Data entries for graphics
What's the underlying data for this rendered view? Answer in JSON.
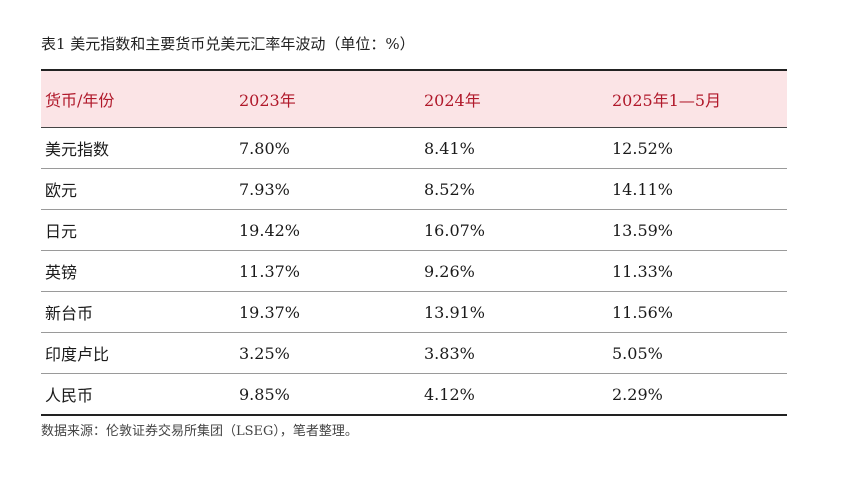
{
  "caption": "表1  美元指数和主要货币兑美元汇率年波动（单位：%）",
  "table": {
    "headers": [
      "货币/年份",
      "2023年",
      "2024年",
      "2025年1—5月"
    ],
    "rows": [
      {
        "currency": "美元指数",
        "y2023": "7.80%",
        "y2024": "8.41%",
        "y2025": "12.52%"
      },
      {
        "currency": "欧元",
        "y2023": "7.93%",
        "y2024": "8.52%",
        "y2025": "14.11%"
      },
      {
        "currency": "日元",
        "y2023": "19.42%",
        "y2024": "16.07%",
        "y2025": "13.59%"
      },
      {
        "currency": "英镑",
        "y2023": "11.37%",
        "y2024": "9.26%",
        "y2025": "11.33%"
      },
      {
        "currency": "新台币",
        "y2023": "19.37%",
        "y2024": "13.91%",
        "y2025": "11.56%"
      },
      {
        "currency": "印度卢比",
        "y2023": "3.25%",
        "y2024": "3.83%",
        "y2025": "5.05%"
      },
      {
        "currency": "人民币",
        "y2023": "9.85%",
        "y2024": "4.12%",
        "y2025": "2.29%"
      }
    ]
  },
  "source": "数据来源：伦敦证券交易所集团（LSEG），笔者整理。",
  "colors": {
    "header_bg": "#fbe4e6",
    "header_text": "#b0182a",
    "rule": "#222222"
  }
}
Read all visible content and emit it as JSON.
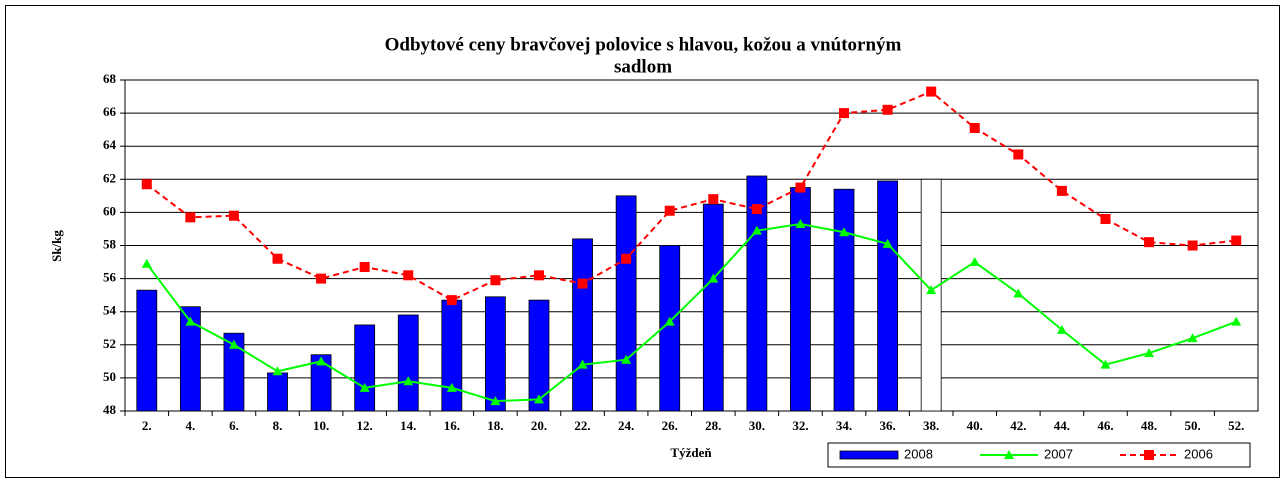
{
  "chart_data": {
    "type": "bar_line",
    "title_lines": [
      "Odbytové ceny bravčovej polovice s hlavou, kožou a vnútorným",
      "sadlom"
    ],
    "xlabel": "Týždeň",
    "ylabel": "Sk/kg",
    "categories": [
      "2.",
      "4.",
      "6.",
      "8.",
      "10.",
      "12.",
      "14.",
      "16.",
      "18.",
      "20.",
      "22.",
      "24.",
      "26.",
      "28.",
      "30.",
      "32.",
      "34.",
      "36.",
      "38.",
      "40.",
      "42.",
      "44.",
      "46.",
      "48.",
      "50.",
      "52."
    ],
    "series": [
      {
        "name": "2008",
        "kind": "bar",
        "color": "#0000ff",
        "values": [
          55.3,
          54.3,
          52.7,
          50.3,
          51.4,
          53.2,
          53.8,
          54.7,
          54.9,
          54.7,
          58.4,
          61.0,
          58.0,
          60.5,
          62.2,
          61.5,
          61.4,
          61.9,
          62.0,
          null,
          null,
          null,
          null,
          null,
          null,
          null
        ],
        "colors": [
          "#0000ff",
          "#0000ff",
          "#0000ff",
          "#0000ff",
          "#0000ff",
          "#0000ff",
          "#0000ff",
          "#0000ff",
          "#0000ff",
          "#0000ff",
          "#0000ff",
          "#0000ff",
          "#0000ff",
          "#0000ff",
          "#0000ff",
          "#0000ff",
          "#0000ff",
          "#0000ff",
          "#ffffff",
          null,
          null,
          null,
          null,
          null,
          null,
          null
        ]
      },
      {
        "name": "2007",
        "kind": "line",
        "color": "#00ff00",
        "marker": "triangle",
        "dash": false,
        "values": [
          56.9,
          53.4,
          52.0,
          50.4,
          51.0,
          49.4,
          49.8,
          49.4,
          48.6,
          48.7,
          50.8,
          51.1,
          53.4,
          56.0,
          58.9,
          59.3,
          58.8,
          58.1,
          55.3,
          57.0,
          55.1,
          52.9,
          50.8,
          51.5,
          52.4,
          53.4
        ]
      },
      {
        "name": "2006",
        "kind": "line",
        "color": "#ff0000",
        "marker": "square",
        "dash": true,
        "values": [
          61.7,
          59.7,
          59.8,
          57.2,
          56.0,
          56.7,
          56.2,
          54.7,
          55.9,
          56.2,
          55.7,
          57.2,
          60.1,
          60.8,
          60.2,
          61.5,
          66.0,
          66.2,
          67.3,
          65.1,
          63.5,
          61.3,
          59.6,
          58.2,
          58.0,
          58.3
        ]
      }
    ],
    "ylim": [
      48,
      68
    ],
    "yticks": [
      48,
      50,
      52,
      54,
      56,
      58,
      60,
      62,
      64,
      66,
      68
    ],
    "grid": true,
    "legend": "bottom-right"
  }
}
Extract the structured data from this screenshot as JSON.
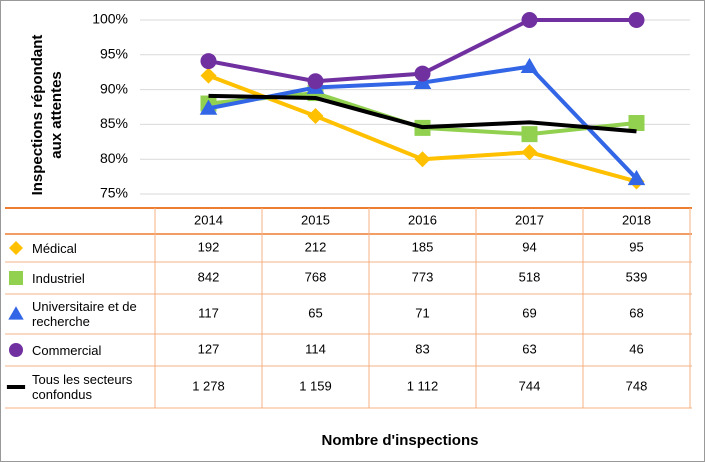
{
  "chart_data": {
    "type": "line",
    "ylabel": [
      "Inspections répondant",
      "aux attentes"
    ],
    "xlabel": "Nombre d'inspections",
    "categories": [
      "2014",
      "2015",
      "2016",
      "2017",
      "2018"
    ],
    "ylim": [
      75,
      100
    ],
    "yticks": [
      {
        "value": 75,
        "label": "75%"
      },
      {
        "value": 80,
        "label": "80%"
      },
      {
        "value": 85,
        "label": "85%"
      },
      {
        "value": 90,
        "label": "90%"
      },
      {
        "value": 95,
        "label": "95%"
      },
      {
        "value": 100,
        "label": "100%"
      }
    ],
    "grid": true,
    "series": [
      {
        "name": "Médical",
        "color": "#FFC000",
        "marker": "diamond",
        "values": [
          92,
          86.2,
          80,
          81,
          76.8
        ],
        "inspections": [
          "192",
          "212",
          "185",
          "94",
          "95"
        ]
      },
      {
        "name": "Industriel",
        "color": "#92D050",
        "marker": "square",
        "values": [
          88,
          89.5,
          84.5,
          83.6,
          85.2
        ],
        "inspections": [
          "842",
          "768",
          "773",
          "518",
          "539"
        ]
      },
      {
        "name": "Universitaire et de recherche",
        "color": "#3366E6",
        "marker": "triangle",
        "values": [
          87.3,
          90.3,
          91,
          93.3,
          77.2
        ],
        "inspections": [
          "117",
          "65",
          "71",
          "69",
          "68"
        ]
      },
      {
        "name": "Commercial",
        "color": "#7030A0",
        "marker": "circle",
        "values": [
          94.1,
          91.2,
          92.3,
          100,
          100
        ],
        "inspections": [
          "127",
          "114",
          "83",
          "63",
          "46"
        ]
      },
      {
        "name": "Tous les secteurs confondus",
        "color": "#000000",
        "marker": "none",
        "values": [
          89.1,
          88.8,
          84.6,
          85.3,
          84
        ],
        "inspections": [
          "1 278",
          "1 159",
          "1 112",
          "744",
          "748"
        ]
      }
    ]
  }
}
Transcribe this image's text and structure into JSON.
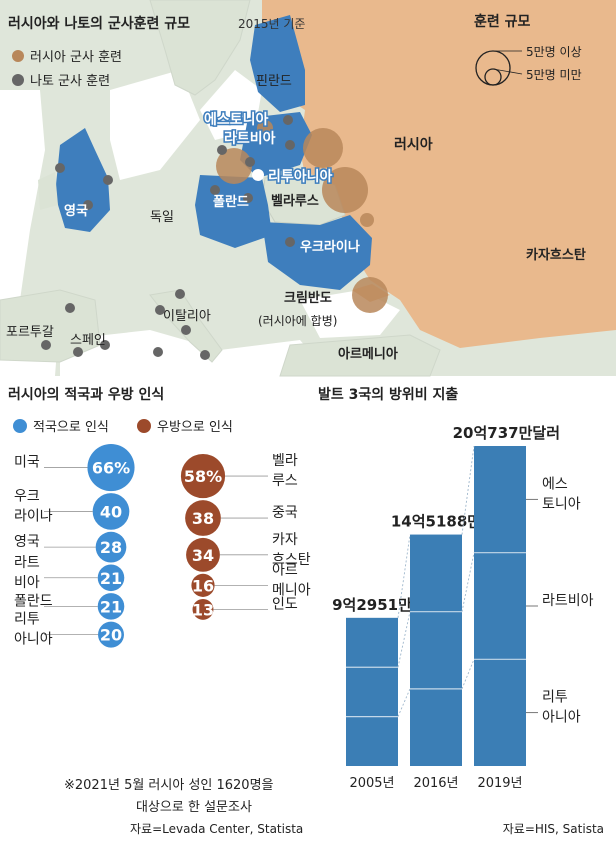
{
  "map": {
    "title": "러시아와 나토의 군사훈련 규모",
    "subtitle": "2015년 기준",
    "legend": {
      "russia_label": "러시아 군사 훈련",
      "nato_label": "나토 군사 훈련",
      "scale_title": "훈련 규모",
      "large_label": "5만명 이상",
      "small_label": "5만명 미만"
    },
    "labels": {
      "russia": "러시아",
      "finland": "핀란드",
      "estonia": "에스토니아",
      "latvia": "라트비아",
      "lithuania": "리투아니아",
      "belarus": "벨라루스",
      "poland": "폴란드",
      "ukraine": "우크라이나",
      "uk": "영국",
      "germany": "독일",
      "kazakhstan": "카자흐스탄",
      "crimea": "크림반도",
      "crimea_note": "(러시아에 합병)",
      "italy": "이탈리아",
      "portugal": "포르투갈",
      "spain": "스페인",
      "armenia": "아르메니아"
    },
    "colors": {
      "russia_land": "#e8b98c",
      "nato_blue": "#3f7fbf",
      "other_land": "#dbe3d5",
      "sea": "#ffffff",
      "russia_circle": "#b8875a",
      "nato_dot": "#666666"
    }
  },
  "perception": {
    "title": "러시아의 적국과 우방 인식",
    "legend_enemy": "적국으로 인식",
    "legend_friend": "우방으로 인식",
    "colors": {
      "enemy": "#3f8ed4",
      "friend": "#9c4a2b"
    },
    "footnote_line1": "※2021년 5월 러시아 성인 1620명을",
    "footnote_line2": "대상으로 한 설문조사",
    "source": "자료=Levada Center, Statista"
  },
  "defense": {
    "title": "발트 3국의 방위비 지출",
    "source": "자료=HIS, Satista",
    "bar_color": "#3b7eb5",
    "segment_labels": [
      "에스 토니아",
      "라트비아",
      "리투 아니아"
    ]
  },
  "chart_data": [
    {
      "type": "scatter",
      "title": "러시아의 적국과 우방 인식",
      "unit": "%",
      "series": [
        {
          "name": "적국으로 인식",
          "categories": [
            "미국",
            "우크 라이나",
            "영국",
            "라트 비아",
            "폴란드",
            "리투 아니아"
          ],
          "values": [
            66,
            40,
            28,
            21,
            21,
            20
          ],
          "value_labels": [
            "66%",
            "40",
            "28",
            "21",
            "21",
            "20"
          ]
        },
        {
          "name": "우방으로 인식",
          "categories": [
            "벨라 루스",
            "중국",
            "카자 흐스탄",
            "아르 메니아",
            "인도"
          ],
          "values": [
            58,
            38,
            34,
            16,
            13
          ],
          "value_labels": [
            "58%",
            "38",
            "34",
            "16",
            "13"
          ]
        }
      ]
    },
    {
      "type": "bar",
      "title": "발트 3국의 방위비 지출",
      "categories": [
        "2005년",
        "2016년",
        "2019년"
      ],
      "values": [
        929510000,
        1451880000,
        2007370000
      ],
      "value_labels": [
        "9억2951만",
        "14억5188만",
        "20억737만달러"
      ],
      "stack_order": [
        "리투아니아",
        "라트비아",
        "에스토니아"
      ]
    }
  ]
}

* [PROBLEM DETAILS]:
Copy every line above that holds the word "xlabel".

* [REPLY TO THE EXERCISE]:
    "xlabel": "Týždeň",
    "xlabel": "Nombre d'inspections",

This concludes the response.